-- Begin --
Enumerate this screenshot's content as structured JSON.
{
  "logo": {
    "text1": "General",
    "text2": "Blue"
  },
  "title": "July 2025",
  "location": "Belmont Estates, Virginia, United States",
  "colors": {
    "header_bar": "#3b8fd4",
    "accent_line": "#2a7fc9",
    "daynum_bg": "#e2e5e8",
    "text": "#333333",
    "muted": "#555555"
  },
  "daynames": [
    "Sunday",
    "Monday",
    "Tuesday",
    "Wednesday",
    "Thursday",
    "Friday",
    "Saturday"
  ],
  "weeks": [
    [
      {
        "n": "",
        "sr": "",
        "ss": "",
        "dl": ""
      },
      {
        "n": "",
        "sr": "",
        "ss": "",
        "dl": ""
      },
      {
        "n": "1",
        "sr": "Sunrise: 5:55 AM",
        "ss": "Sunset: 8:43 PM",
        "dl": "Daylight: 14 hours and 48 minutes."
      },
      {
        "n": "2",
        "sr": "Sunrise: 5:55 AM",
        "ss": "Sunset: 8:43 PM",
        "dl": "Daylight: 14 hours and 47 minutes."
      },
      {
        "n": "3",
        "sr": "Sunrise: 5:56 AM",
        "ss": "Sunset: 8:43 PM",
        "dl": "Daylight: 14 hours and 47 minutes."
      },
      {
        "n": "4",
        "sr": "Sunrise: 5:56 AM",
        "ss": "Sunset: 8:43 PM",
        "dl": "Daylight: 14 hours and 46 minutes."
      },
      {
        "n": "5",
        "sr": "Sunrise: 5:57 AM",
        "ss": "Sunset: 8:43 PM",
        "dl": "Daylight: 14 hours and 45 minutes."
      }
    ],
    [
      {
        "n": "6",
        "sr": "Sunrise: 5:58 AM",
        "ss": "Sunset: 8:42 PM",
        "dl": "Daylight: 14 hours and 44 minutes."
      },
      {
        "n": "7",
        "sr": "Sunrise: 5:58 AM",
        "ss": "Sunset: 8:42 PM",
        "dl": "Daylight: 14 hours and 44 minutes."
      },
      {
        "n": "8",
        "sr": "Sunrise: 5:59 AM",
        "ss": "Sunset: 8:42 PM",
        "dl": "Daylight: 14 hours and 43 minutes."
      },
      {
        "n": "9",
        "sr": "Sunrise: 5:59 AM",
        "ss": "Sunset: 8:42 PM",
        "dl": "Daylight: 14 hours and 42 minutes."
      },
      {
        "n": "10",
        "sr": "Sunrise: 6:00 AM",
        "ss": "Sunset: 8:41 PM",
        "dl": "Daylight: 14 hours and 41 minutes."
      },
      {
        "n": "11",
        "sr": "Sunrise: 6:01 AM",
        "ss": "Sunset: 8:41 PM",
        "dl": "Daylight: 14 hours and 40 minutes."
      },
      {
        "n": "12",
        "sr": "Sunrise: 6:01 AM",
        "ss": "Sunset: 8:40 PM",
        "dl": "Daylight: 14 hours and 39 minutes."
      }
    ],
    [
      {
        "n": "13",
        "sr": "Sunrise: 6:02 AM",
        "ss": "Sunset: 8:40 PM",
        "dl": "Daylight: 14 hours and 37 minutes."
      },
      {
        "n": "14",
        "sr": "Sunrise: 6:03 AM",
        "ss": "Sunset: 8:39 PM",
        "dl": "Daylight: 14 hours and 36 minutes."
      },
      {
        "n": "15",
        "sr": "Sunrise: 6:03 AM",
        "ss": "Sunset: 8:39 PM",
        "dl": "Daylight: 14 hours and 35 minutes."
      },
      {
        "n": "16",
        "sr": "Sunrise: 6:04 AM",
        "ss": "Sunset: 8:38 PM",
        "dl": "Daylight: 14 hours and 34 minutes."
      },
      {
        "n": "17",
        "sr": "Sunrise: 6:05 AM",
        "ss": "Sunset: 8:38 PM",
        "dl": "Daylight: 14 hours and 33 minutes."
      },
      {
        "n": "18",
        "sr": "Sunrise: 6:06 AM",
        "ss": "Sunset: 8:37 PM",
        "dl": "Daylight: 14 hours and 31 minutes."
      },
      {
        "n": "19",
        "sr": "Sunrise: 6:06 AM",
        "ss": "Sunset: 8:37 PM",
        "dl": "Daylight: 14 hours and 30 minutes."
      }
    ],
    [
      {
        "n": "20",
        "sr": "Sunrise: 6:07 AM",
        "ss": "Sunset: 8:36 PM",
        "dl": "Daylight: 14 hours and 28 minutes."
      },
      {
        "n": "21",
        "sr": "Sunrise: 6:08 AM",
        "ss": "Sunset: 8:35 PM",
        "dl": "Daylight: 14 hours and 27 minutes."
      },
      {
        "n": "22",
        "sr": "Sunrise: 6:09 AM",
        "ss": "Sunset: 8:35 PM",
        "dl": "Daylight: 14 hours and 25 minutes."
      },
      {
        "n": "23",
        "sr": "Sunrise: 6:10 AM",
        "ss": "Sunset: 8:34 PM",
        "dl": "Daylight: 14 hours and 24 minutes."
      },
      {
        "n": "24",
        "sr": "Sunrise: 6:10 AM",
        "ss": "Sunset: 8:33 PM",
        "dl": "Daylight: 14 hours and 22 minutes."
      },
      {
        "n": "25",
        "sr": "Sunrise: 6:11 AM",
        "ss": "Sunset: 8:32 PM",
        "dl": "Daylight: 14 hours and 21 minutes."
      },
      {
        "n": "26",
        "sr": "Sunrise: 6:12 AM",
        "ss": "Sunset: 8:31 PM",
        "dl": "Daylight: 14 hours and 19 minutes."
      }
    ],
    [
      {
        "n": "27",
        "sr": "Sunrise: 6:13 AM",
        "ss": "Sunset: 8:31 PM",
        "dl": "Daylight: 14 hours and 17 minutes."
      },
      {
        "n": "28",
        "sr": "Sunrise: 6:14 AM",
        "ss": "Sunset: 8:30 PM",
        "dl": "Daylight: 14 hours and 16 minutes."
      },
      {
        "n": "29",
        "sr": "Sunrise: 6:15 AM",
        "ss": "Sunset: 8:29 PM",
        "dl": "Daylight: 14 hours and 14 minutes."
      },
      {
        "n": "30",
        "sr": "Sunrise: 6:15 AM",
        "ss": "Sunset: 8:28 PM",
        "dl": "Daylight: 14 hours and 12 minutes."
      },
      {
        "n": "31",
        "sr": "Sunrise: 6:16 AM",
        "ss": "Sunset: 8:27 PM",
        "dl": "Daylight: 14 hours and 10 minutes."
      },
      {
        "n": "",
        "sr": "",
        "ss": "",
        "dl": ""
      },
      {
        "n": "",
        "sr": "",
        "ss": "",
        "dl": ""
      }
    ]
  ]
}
-- End --
WRITTEN EXERCISE
Each line of the material should be echoed exactly.

RESULT
Enumerate this screenshot's content as structured JSON.
{
  "logo": {
    "text1": "General",
    "text2": "Blue"
  },
  "title": "July 2025",
  "location": "Belmont Estates, Virginia, United States",
  "colors": {
    "header_bar": "#3b8fd4",
    "accent_line": "#2a7fc9",
    "daynum_bg": "#e2e5e8",
    "text": "#333333",
    "muted": "#555555"
  },
  "daynames": [
    "Sunday",
    "Monday",
    "Tuesday",
    "Wednesday",
    "Thursday",
    "Friday",
    "Saturday"
  ],
  "weeks": [
    [
      {
        "n": "",
        "sr": "",
        "ss": "",
        "dl": ""
      },
      {
        "n": "",
        "sr": "",
        "ss": "",
        "dl": ""
      },
      {
        "n": "1",
        "sr": "Sunrise: 5:55 AM",
        "ss": "Sunset: 8:43 PM",
        "dl": "Daylight: 14 hours and 48 minutes."
      },
      {
        "n": "2",
        "sr": "Sunrise: 5:55 AM",
        "ss": "Sunset: 8:43 PM",
        "dl": "Daylight: 14 hours and 47 minutes."
      },
      {
        "n": "3",
        "sr": "Sunrise: 5:56 AM",
        "ss": "Sunset: 8:43 PM",
        "dl": "Daylight: 14 hours and 47 minutes."
      },
      {
        "n": "4",
        "sr": "Sunrise: 5:56 AM",
        "ss": "Sunset: 8:43 PM",
        "dl": "Daylight: 14 hours and 46 minutes."
      },
      {
        "n": "5",
        "sr": "Sunrise: 5:57 AM",
        "ss": "Sunset: 8:43 PM",
        "dl": "Daylight: 14 hours and 45 minutes."
      }
    ],
    [
      {
        "n": "6",
        "sr": "Sunrise: 5:58 AM",
        "ss": "Sunset: 8:42 PM",
        "dl": "Daylight: 14 hours and 44 minutes."
      },
      {
        "n": "7",
        "sr": "Sunrise: 5:58 AM",
        "ss": "Sunset: 8:42 PM",
        "dl": "Daylight: 14 hours and 44 minutes."
      },
      {
        "n": "8",
        "sr": "Sunrise: 5:59 AM",
        "ss": "Sunset: 8:42 PM",
        "dl": "Daylight: 14 hours and 43 minutes."
      },
      {
        "n": "9",
        "sr": "Sunrise: 5:59 AM",
        "ss": "Sunset: 8:42 PM",
        "dl": "Daylight: 14 hours and 42 minutes."
      },
      {
        "n": "10",
        "sr": "Sunrise: 6:00 AM",
        "ss": "Sunset: 8:41 PM",
        "dl": "Daylight: 14 hours and 41 minutes."
      },
      {
        "n": "11",
        "sr": "Sunrise: 6:01 AM",
        "ss": "Sunset: 8:41 PM",
        "dl": "Daylight: 14 hours and 40 minutes."
      },
      {
        "n": "12",
        "sr": "Sunrise: 6:01 AM",
        "ss": "Sunset: 8:40 PM",
        "dl": "Daylight: 14 hours and 39 minutes."
      }
    ],
    [
      {
        "n": "13",
        "sr": "Sunrise: 6:02 AM",
        "ss": "Sunset: 8:40 PM",
        "dl": "Daylight: 14 hours and 37 minutes."
      },
      {
        "n": "14",
        "sr": "Sunrise: 6:03 AM",
        "ss": "Sunset: 8:39 PM",
        "dl": "Daylight: 14 hours and 36 minutes."
      },
      {
        "n": "15",
        "sr": "Sunrise: 6:03 AM",
        "ss": "Sunset: 8:39 PM",
        "dl": "Daylight: 14 hours and 35 minutes."
      },
      {
        "n": "16",
        "sr": "Sunrise: 6:04 AM",
        "ss": "Sunset: 8:38 PM",
        "dl": "Daylight: 14 hours and 34 minutes."
      },
      {
        "n": "17",
        "sr": "Sunrise: 6:05 AM",
        "ss": "Sunset: 8:38 PM",
        "dl": "Daylight: 14 hours and 33 minutes."
      },
      {
        "n": "18",
        "sr": "Sunrise: 6:06 AM",
        "ss": "Sunset: 8:37 PM",
        "dl": "Daylight: 14 hours and 31 minutes."
      },
      {
        "n": "19",
        "sr": "Sunrise: 6:06 AM",
        "ss": "Sunset: 8:37 PM",
        "dl": "Daylight: 14 hours and 30 minutes."
      }
    ],
    [
      {
        "n": "20",
        "sr": "Sunrise: 6:07 AM",
        "ss": "Sunset: 8:36 PM",
        "dl": "Daylight: 14 hours and 28 minutes."
      },
      {
        "n": "21",
        "sr": "Sunrise: 6:08 AM",
        "ss": "Sunset: 8:35 PM",
        "dl": "Daylight: 14 hours and 27 minutes."
      },
      {
        "n": "22",
        "sr": "Sunrise: 6:09 AM",
        "ss": "Sunset: 8:35 PM",
        "dl": "Daylight: 14 hours and 25 minutes."
      },
      {
        "n": "23",
        "sr": "Sunrise: 6:10 AM",
        "ss": "Sunset: 8:34 PM",
        "dl": "Daylight: 14 hours and 24 minutes."
      },
      {
        "n": "24",
        "sr": "Sunrise: 6:10 AM",
        "ss": "Sunset: 8:33 PM",
        "dl": "Daylight: 14 hours and 22 minutes."
      },
      {
        "n": "25",
        "sr": "Sunrise: 6:11 AM",
        "ss": "Sunset: 8:32 PM",
        "dl": "Daylight: 14 hours and 21 minutes."
      },
      {
        "n": "26",
        "sr": "Sunrise: 6:12 AM",
        "ss": "Sunset: 8:31 PM",
        "dl": "Daylight: 14 hours and 19 minutes."
      }
    ],
    [
      {
        "n": "27",
        "sr": "Sunrise: 6:13 AM",
        "ss": "Sunset: 8:31 PM",
        "dl": "Daylight: 14 hours and 17 minutes."
      },
      {
        "n": "28",
        "sr": "Sunrise: 6:14 AM",
        "ss": "Sunset: 8:30 PM",
        "dl": "Daylight: 14 hours and 16 minutes."
      },
      {
        "n": "29",
        "sr": "Sunrise: 6:15 AM",
        "ss": "Sunset: 8:29 PM",
        "dl": "Daylight: 14 hours and 14 minutes."
      },
      {
        "n": "30",
        "sr": "Sunrise: 6:15 AM",
        "ss": "Sunset: 8:28 PM",
        "dl": "Daylight: 14 hours and 12 minutes."
      },
      {
        "n": "31",
        "sr": "Sunrise: 6:16 AM",
        "ss": "Sunset: 8:27 PM",
        "dl": "Daylight: 14 hours and 10 minutes."
      },
      {
        "n": "",
        "sr": "",
        "ss": "",
        "dl": ""
      },
      {
        "n": "",
        "sr": "",
        "ss": "",
        "dl": ""
      }
    ]
  ]
}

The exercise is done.